#### [Input records]
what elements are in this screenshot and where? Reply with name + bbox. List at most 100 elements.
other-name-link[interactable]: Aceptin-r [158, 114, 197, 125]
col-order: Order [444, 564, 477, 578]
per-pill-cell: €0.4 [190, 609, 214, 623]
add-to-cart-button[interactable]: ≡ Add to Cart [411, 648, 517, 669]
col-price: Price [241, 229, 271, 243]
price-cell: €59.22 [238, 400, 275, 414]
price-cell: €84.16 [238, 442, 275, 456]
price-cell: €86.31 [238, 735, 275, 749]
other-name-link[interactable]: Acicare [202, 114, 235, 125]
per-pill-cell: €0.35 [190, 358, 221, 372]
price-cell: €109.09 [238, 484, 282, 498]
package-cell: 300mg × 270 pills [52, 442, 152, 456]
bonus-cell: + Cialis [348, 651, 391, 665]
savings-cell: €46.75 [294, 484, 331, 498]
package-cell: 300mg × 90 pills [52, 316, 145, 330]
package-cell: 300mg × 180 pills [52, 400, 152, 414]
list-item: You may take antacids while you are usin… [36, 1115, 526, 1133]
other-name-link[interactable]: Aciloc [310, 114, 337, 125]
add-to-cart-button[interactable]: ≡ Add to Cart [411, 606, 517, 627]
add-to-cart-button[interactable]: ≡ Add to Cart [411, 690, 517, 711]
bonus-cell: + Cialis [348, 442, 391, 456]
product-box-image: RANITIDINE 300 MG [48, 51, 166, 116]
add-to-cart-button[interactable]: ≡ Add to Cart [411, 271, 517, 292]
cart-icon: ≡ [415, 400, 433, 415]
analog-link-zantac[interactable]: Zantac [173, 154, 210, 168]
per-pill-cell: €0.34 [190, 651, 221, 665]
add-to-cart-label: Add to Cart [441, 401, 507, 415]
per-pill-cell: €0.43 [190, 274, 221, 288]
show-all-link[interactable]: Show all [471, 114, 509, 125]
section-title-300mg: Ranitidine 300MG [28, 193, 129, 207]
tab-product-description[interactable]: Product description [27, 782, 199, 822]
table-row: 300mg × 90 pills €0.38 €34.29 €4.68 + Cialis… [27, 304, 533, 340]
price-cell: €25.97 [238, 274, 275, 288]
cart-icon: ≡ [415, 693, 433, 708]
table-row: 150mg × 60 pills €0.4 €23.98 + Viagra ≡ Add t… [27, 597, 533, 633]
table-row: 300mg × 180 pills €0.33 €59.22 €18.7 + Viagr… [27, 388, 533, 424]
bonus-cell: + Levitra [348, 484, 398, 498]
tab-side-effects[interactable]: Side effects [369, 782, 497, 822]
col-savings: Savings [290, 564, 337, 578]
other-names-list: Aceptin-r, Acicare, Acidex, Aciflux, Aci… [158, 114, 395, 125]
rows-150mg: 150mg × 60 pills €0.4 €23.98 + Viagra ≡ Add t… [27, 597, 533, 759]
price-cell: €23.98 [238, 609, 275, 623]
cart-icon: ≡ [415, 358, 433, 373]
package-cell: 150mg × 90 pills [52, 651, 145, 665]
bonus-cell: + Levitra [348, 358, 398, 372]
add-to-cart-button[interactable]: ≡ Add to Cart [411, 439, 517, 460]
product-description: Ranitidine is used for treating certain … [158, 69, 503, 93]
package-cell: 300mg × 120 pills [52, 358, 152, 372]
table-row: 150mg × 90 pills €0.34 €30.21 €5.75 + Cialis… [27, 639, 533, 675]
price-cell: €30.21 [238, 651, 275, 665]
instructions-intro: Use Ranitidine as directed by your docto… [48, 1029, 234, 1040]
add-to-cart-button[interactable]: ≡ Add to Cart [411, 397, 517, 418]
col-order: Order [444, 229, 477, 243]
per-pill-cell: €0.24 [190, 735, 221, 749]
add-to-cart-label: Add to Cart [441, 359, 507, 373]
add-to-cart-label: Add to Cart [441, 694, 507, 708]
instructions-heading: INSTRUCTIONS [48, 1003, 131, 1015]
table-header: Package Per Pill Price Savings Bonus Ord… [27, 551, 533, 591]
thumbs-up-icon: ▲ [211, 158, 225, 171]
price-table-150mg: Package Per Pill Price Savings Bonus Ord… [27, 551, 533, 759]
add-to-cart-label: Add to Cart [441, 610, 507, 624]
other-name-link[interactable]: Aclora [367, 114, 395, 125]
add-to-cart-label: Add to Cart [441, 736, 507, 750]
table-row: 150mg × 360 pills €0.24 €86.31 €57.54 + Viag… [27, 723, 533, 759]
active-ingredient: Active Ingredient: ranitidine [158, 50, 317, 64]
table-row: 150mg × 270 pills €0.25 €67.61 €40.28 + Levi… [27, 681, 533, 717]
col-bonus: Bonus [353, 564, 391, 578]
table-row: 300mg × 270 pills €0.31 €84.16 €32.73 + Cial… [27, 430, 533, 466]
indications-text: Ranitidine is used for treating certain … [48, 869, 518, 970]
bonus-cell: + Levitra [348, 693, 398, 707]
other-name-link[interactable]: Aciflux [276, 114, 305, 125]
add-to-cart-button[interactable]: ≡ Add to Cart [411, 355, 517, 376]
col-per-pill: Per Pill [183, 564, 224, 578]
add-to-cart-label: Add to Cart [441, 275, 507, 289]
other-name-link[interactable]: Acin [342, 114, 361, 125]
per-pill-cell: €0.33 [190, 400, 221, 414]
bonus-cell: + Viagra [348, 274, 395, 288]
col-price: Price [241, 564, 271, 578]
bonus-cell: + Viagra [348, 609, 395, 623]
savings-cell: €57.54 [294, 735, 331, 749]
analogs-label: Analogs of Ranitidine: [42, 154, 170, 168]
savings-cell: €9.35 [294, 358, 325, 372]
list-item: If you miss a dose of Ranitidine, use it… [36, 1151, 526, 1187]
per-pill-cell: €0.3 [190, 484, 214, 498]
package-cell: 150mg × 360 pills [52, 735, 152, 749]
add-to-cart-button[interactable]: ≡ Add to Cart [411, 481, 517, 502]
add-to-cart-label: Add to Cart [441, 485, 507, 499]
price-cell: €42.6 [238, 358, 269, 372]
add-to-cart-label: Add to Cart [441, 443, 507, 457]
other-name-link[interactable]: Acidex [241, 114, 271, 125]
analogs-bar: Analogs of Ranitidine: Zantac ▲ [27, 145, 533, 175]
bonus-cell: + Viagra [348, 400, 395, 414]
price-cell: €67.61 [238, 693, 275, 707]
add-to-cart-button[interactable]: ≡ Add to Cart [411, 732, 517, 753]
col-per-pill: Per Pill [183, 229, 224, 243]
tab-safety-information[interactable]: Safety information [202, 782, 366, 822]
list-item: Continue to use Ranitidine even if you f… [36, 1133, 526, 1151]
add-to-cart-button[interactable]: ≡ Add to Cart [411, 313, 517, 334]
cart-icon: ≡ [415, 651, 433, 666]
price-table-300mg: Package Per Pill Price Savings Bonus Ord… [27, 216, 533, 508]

#### [Goal]
Reproduce every one of the records above word for word.

#### [Solved problem]
what elements are in this screenshot and where? Reply with name + bbox. List at most 100 elements.
other-name-link[interactable]: Aceptin-r [158, 114, 197, 125]
col-order: Order [444, 564, 477, 578]
per-pill-cell: €0.4 [190, 609, 214, 623]
add-to-cart-button[interactable]: ≡ Add to Cart [411, 648, 517, 669]
col-price: Price [241, 229, 271, 243]
price-cell: €59.22 [238, 400, 275, 414]
price-cell: €84.16 [238, 442, 275, 456]
price-cell: €86.31 [238, 735, 275, 749]
other-name-link[interactable]: Acicare [202, 114, 235, 125]
per-pill-cell: €0.35 [190, 358, 221, 372]
price-cell: €109.09 [238, 484, 282, 498]
package-cell: 300mg × 270 pills [52, 442, 152, 456]
bonus-cell: + Cialis [348, 651, 391, 665]
savings-cell: €46.75 [294, 484, 331, 498]
package-cell: 300mg × 90 pills [52, 316, 145, 330]
package-cell: 300mg × 180 pills [52, 400, 152, 414]
list-item: You may take antacids while you are usin… [36, 1115, 526, 1133]
other-name-link[interactable]: Aciloc [310, 114, 337, 125]
add-to-cart-button[interactable]: ≡ Add to Cart [411, 606, 517, 627]
add-to-cart-button[interactable]: ≡ Add to Cart [411, 690, 517, 711]
bonus-cell: + Cialis [348, 442, 391, 456]
product-box-image: RANITIDINE 300 MG [48, 51, 166, 116]
add-to-cart-button[interactable]: ≡ Add to Cart [411, 271, 517, 292]
cart-icon: ≡ [415, 400, 433, 415]
analog-link-zantac[interactable]: Zantac [173, 154, 210, 168]
per-pill-cell: €0.34 [190, 651, 221, 665]
add-to-cart-label: Add to Cart [441, 401, 507, 415]
per-pill-cell: €0.43 [190, 274, 221, 288]
show-all-link[interactable]: Show all [471, 114, 509, 125]
section-title-300mg: Ranitidine 300MG [28, 193, 129, 207]
tab-product-description[interactable]: Product description [27, 782, 199, 822]
table-row: 300mg × 90 pills €0.38 €34.29 €4.68 + Cialis… [27, 304, 533, 340]
price-cell: €25.97 [238, 274, 275, 288]
cart-icon: ≡ [415, 693, 433, 708]
table-row: 150mg × 60 pills €0.4 €23.98 + Viagra ≡ Add t… [27, 597, 533, 633]
table-row: 300mg × 180 pills €0.33 €59.22 €18.7 + Viagr… [27, 388, 533, 424]
bonus-cell: + Levitra [348, 484, 398, 498]
tab-side-effects[interactable]: Side effects [369, 782, 497, 822]
col-savings: Savings [290, 564, 337, 578]
other-names-list: Aceptin-r, Acicare, Acidex, Aciflux, Aci… [158, 114, 395, 125]
rows-150mg: 150mg × 60 pills €0.4 €23.98 + Viagra ≡ Add t… [27, 597, 533, 759]
price-cell: €23.98 [238, 609, 275, 623]
cart-icon: ≡ [415, 358, 433, 373]
package-cell: 150mg × 90 pills [52, 651, 145, 665]
bonus-cell: + Levitra [348, 358, 398, 372]
add-to-cart-button[interactable]: ≡ Add to Cart [411, 439, 517, 460]
product-description: Ranitidine is used for treating certain … [158, 69, 503, 93]
package-cell: 300mg × 120 pills [52, 358, 152, 372]
table-row: 150mg × 90 pills €0.34 €30.21 €5.75 + Cialis… [27, 639, 533, 675]
price-cell: €30.21 [238, 651, 275, 665]
instructions-intro: Use Ranitidine as directed by your docto… [48, 1029, 234, 1040]
add-to-cart-button[interactable]: ≡ Add to Cart [411, 397, 517, 418]
col-order: Order [444, 229, 477, 243]
per-pill-cell: €0.24 [190, 735, 221, 749]
add-to-cart-label: Add to Cart [441, 359, 507, 373]
add-to-cart-label: Add to Cart [441, 694, 507, 708]
instructions-heading: INSTRUCTIONS [48, 1003, 131, 1015]
table-header: Package Per Pill Price Savings Bonus Ord… [27, 551, 533, 591]
thumbs-up-icon: ▲ [211, 158, 225, 171]
price-table-150mg: Package Per Pill Price Savings Bonus Ord… [27, 551, 533, 759]
add-to-cart-label: Add to Cart [441, 610, 507, 624]
other-name-link[interactable]: Aclora [367, 114, 395, 125]
add-to-cart-label: Add to Cart [441, 736, 507, 750]
table-row: 150mg × 360 pills €0.24 €86.31 €57.54 + Viag… [27, 723, 533, 759]
active-ingredient: Active Ingredient: ranitidine [158, 50, 317, 64]
table-row: 150mg × 270 pills €0.25 €67.61 €40.28 + Levi… [27, 681, 533, 717]
col-bonus: Bonus [353, 564, 391, 578]
table-row: 300mg × 270 pills €0.31 €84.16 €32.73 + Cial… [27, 430, 533, 466]
indications-text: Ranitidine is used for treating certain … [48, 869, 518, 970]
bonus-cell: + Levitra [348, 693, 398, 707]
other-name-link[interactable]: Aciflux [276, 114, 305, 125]
add-to-cart-button[interactable]: ≡ Add to Cart [411, 355, 517, 376]
col-per-pill: Per Pill [183, 564, 224, 578]
add-to-cart-label: Add to Cart [441, 275, 507, 289]
other-name-link[interactable]: Acin [342, 114, 361, 125]
per-pill-cell: €0.33 [190, 400, 221, 414]
bonus-cell: + Viagra [348, 274, 395, 288]
col-price: Price [241, 564, 271, 578]
bonus-cell: + Viagra [348, 609, 395, 623]
savings-cell: €57.54 [294, 735, 331, 749]
analogs-label: Analogs of Ranitidine: [42, 154, 170, 168]
savings-cell: €9.35 [294, 358, 325, 372]
list-item: If you miss a dose of Ranitidine, use it… [36, 1151, 526, 1187]
per-pill-cell: €0.3 [190, 484, 214, 498]
package-cell: 150mg × 360 pills [52, 735, 152, 749]
add-to-cart-button[interactable]: ≡ Add to Cart [411, 481, 517, 502]
add-to-cart-label: Add to Cart [441, 485, 507, 499]
price-cell: €42.6 [238, 358, 269, 372]
add-to-cart-label: Add to Cart [441, 443, 507, 457]
other-name-link[interactable]: Acidex [241, 114, 271, 125]
analogs-bar: Analogs of Ranitidine: Zantac ▲ [27, 145, 533, 175]
bonus-cell: + Viagra [348, 400, 395, 414]
price-cell: €67.61 [238, 693, 275, 707]
add-to-cart-button[interactable]: ≡ Add to Cart [411, 732, 517, 753]
col-per-pill: Per Pill [183, 229, 224, 243]
tab-safety-information[interactable]: Safety information [202, 782, 366, 822]
list-item: Continue to use Ranitidine even if you f… [36, 1133, 526, 1151]
add-to-cart-button[interactable]: ≡ Add to Cart [411, 313, 517, 334]
cart-icon: ≡ [415, 651, 433, 666]
price-table-300mg: Package Per Pill Price Savings Bonus Ord… [27, 216, 533, 508]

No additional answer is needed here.